• **DIRECTIONS FOR THIS TASK**: Only the lines holding the string "structured" are needed. Copy each one.

Dataset listings of figures
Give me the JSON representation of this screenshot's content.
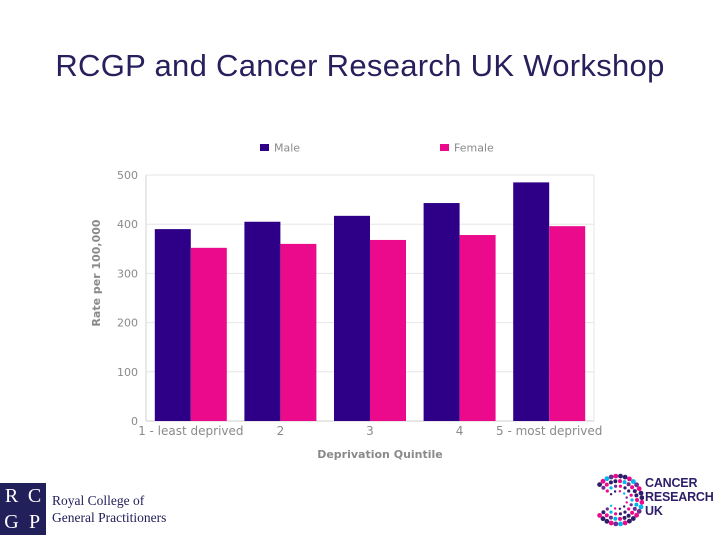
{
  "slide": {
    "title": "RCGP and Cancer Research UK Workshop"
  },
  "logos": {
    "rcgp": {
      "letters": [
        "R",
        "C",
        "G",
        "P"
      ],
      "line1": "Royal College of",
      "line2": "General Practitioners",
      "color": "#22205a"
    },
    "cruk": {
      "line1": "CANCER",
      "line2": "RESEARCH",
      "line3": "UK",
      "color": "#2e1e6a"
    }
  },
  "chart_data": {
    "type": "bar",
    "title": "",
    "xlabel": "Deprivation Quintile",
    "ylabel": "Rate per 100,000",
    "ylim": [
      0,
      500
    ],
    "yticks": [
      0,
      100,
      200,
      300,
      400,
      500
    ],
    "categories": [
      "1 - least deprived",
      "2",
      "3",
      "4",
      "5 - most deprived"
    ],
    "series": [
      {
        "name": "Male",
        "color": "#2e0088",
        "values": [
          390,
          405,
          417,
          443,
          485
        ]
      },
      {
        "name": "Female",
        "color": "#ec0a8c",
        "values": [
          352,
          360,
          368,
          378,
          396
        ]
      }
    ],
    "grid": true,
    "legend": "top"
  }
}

* * *

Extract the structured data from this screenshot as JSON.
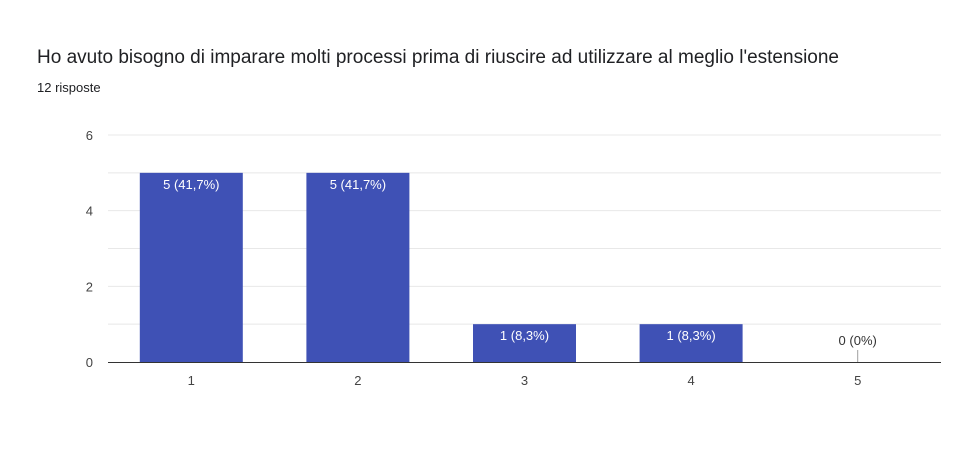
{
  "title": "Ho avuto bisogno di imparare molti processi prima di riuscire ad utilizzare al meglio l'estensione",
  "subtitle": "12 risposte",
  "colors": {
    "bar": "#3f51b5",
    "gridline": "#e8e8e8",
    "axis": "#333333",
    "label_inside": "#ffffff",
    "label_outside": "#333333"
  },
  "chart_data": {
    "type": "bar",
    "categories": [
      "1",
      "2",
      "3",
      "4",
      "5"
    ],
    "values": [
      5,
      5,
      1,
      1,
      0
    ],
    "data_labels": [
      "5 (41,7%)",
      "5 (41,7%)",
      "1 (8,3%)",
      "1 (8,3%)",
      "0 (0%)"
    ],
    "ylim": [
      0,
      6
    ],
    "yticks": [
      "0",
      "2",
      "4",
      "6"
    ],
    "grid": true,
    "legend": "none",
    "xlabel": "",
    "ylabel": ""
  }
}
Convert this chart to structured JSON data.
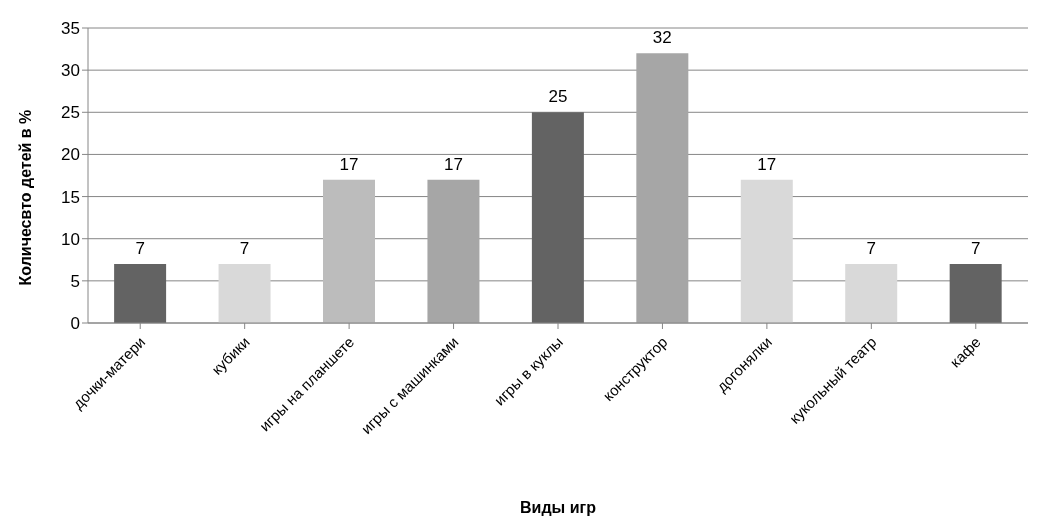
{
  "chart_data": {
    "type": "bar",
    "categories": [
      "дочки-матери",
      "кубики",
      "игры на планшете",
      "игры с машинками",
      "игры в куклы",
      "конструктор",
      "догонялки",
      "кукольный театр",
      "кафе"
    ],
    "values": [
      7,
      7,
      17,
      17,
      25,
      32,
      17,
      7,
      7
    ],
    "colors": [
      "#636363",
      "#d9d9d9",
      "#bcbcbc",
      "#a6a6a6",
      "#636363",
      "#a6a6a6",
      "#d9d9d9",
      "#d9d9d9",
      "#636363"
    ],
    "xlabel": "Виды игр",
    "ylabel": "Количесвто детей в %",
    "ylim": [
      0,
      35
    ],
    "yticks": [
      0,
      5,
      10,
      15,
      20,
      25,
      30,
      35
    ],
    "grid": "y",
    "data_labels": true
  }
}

• **ANSWER FOR THE TASK**:
Extract the structured data from this screenshot as JSON.
Convert this chart to structured JSON data.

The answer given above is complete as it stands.